All of the data should be repeated exactly; pictures are not part of the copy.

====================

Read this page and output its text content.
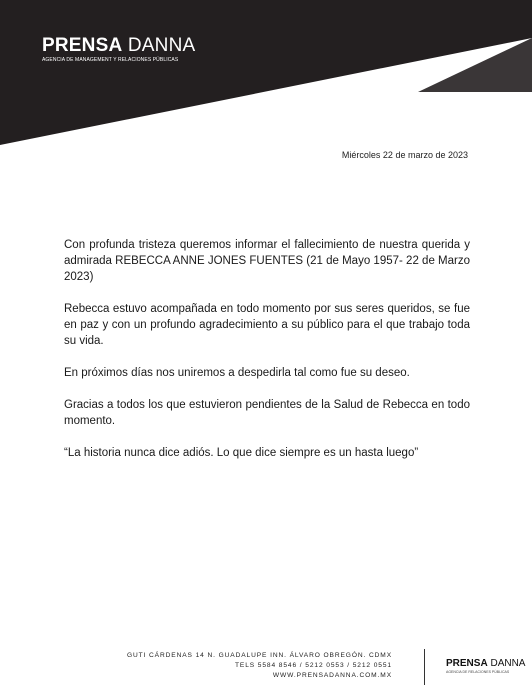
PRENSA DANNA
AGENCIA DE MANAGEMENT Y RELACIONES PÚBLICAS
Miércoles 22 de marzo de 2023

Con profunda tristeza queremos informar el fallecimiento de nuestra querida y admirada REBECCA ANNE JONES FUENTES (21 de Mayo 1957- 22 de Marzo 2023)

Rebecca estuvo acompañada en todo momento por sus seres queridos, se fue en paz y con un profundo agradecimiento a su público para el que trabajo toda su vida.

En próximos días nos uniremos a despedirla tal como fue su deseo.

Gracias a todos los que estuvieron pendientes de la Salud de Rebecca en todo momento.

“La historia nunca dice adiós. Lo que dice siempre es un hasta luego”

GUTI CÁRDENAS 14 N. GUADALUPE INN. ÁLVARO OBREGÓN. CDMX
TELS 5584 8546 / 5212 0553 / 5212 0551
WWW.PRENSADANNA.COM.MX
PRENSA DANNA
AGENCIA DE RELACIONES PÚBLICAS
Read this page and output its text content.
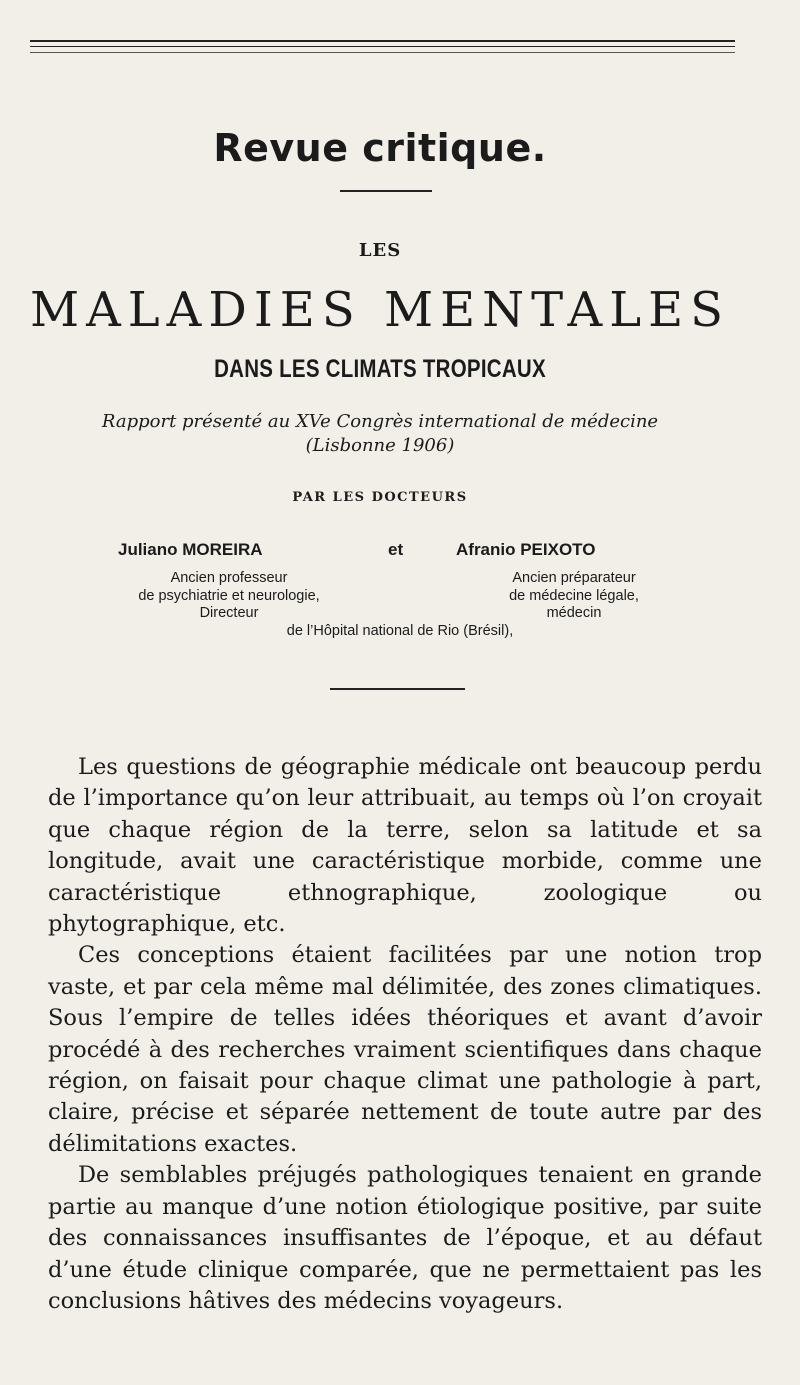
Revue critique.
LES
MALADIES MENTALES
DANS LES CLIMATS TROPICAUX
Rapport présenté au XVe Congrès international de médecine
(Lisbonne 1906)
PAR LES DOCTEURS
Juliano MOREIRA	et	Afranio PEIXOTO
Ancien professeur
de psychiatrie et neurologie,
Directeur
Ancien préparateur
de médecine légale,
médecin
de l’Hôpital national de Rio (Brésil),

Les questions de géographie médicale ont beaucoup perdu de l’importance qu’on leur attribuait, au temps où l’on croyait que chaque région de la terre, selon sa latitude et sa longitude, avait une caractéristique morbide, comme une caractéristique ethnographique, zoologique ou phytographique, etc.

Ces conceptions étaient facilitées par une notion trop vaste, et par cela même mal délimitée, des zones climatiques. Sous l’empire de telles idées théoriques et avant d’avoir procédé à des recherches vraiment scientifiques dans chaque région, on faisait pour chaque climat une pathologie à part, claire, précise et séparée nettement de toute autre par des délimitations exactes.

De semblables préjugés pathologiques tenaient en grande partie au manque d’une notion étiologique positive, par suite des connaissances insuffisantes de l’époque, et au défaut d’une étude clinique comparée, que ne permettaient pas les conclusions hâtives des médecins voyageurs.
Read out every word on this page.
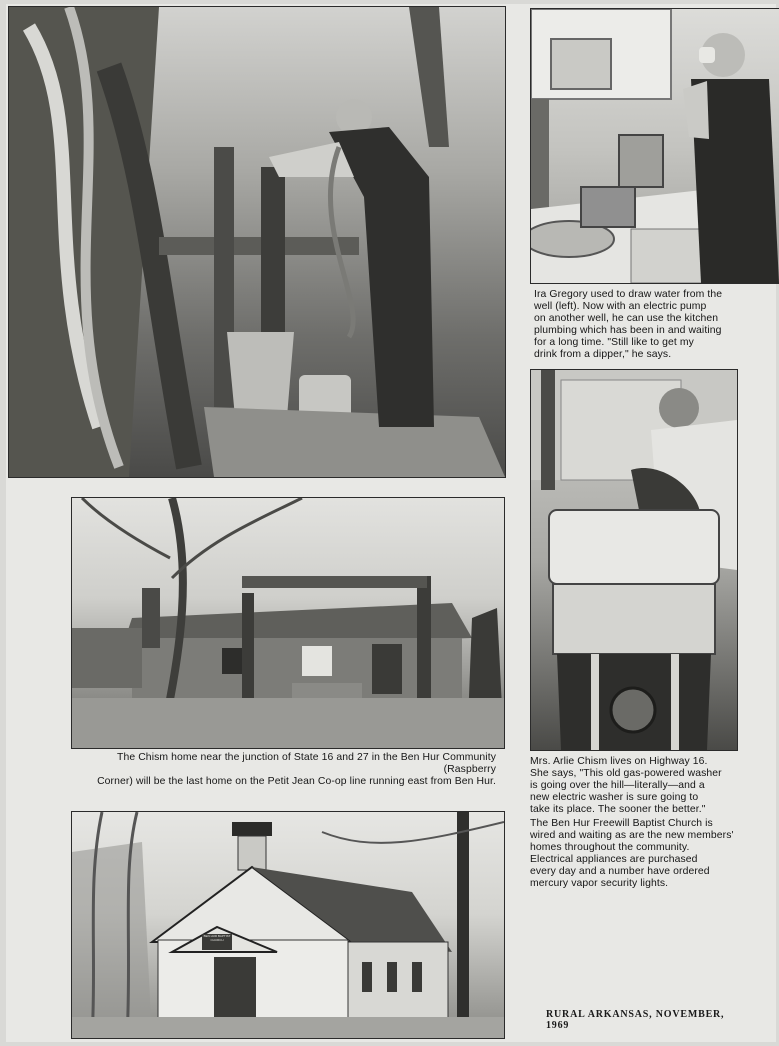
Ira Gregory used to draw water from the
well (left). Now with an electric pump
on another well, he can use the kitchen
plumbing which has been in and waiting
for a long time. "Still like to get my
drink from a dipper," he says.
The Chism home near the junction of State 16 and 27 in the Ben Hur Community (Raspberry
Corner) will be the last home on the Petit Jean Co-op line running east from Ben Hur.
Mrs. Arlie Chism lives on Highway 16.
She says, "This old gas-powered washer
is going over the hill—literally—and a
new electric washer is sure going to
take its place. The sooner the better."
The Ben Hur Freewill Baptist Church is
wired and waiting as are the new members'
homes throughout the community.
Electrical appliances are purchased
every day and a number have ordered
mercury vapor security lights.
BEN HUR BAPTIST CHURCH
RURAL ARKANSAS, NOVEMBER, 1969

====================

RESPONSE TO THE EXERCISE:
Read this page and output its text content.
PRENSA DANNA
AGENCIA DE MANAGEMENT Y RELACIONES PÚBLICAS
Miércoles 22 de marzo de 2023

Con profunda tristeza queremos informar el fallecimiento de nuestra querida y admirada REBECCA ANNE JONES FUENTES (21 de Mayo 1957- 22 de Marzo 2023)

Rebecca estuvo acompañada en todo momento por sus seres queridos, se fue en paz y con un profundo agradecimiento a su público para el que trabajo toda su vida.

En próximos días nos uniremos a despedirla tal como fue su deseo.

Gracias a todos los que estuvieron pendientes de la Salud de Rebecca en todo momento.

“La historia nunca dice adiós. Lo que dice siempre es un hasta luego”

GUTI CÁRDENAS 14 N. GUADALUPE INN. ÁLVARO OBREGÓN. CDMX
TELS 5584 8546 / 5212 0553 / 5212 0551
WWW.PRENSADANNA.COM.MX
PRENSA DANNA
AGENCIA DE RELACIONES PÚBLICAS
Read this page and output its text content.
Revue critique.
LES
MALADIES MENTALES
DANS LES CLIMATS TROPICAUX
Rapport présenté au XVe Congrès international de médecine
(Lisbonne 1906)
PAR LES DOCTEURS
Juliano MOREIRA	et	Afranio PEIXOTO
Ancien professeur
de psychiatrie et neurologie,
Directeur
Ancien préparateur
de médecine légale,
médecin
de l’Hôpital national de Rio (Brésil),

Les questions de géographie médicale ont beaucoup perdu de l’importance qu’on leur attribuait, au temps où l’on croyait que chaque région de la terre, selon sa latitude et sa longitude, avait une caractéristique morbide, comme une caractéristique ethnographique, zoologique ou phytographique, etc.

Ces conceptions étaient facilitées par une notion trop vaste, et par cela même mal délimitée, des zones climatiques. Sous l’empire de telles idées théoriques et avant d’avoir procédé à des recherches vraiment scientifiques dans chaque région, on faisait pour chaque climat une pathologie à part, claire, précise et séparée nettement de toute autre par des délimitations exactes.

De semblables préjugés pathologiques tenaient en grande partie au manque d’une notion étiologique positive, par suite des connaissances insuffisantes de l’époque, et au défaut d’une étude clinique comparée, que ne permettaient pas les conclusions hâtives des médecins voyageurs.
Read out every word on this page.
Ira Gregory used to draw water from the
well (left). Now with an electric pump
on another well, he can use the kitchen
plumbing which has been in and waiting
for a long time. "Still like to get my
drink from a dipper," he says.
The Chism home near the junction of State 16 and 27 in the Ben Hur Community (Raspberry
Corner) will be the last home on the Petit Jean Co-op line running east from Ben Hur.
Mrs. Arlie Chism lives on Highway 16.
She says, "This old gas-powered washer
is going over the hill—literally—and a
new electric washer is sure going to
take its place. The sooner the better."
The Ben Hur Freewill Baptist Church is
wired and waiting as are the new members'
homes throughout the community.
Electrical appliances are purchased
every day and a number have ordered
mercury vapor security lights.
BEN HUR BAPTIST CHURCH
RURAL ARKANSAS, NOVEMBER, 1969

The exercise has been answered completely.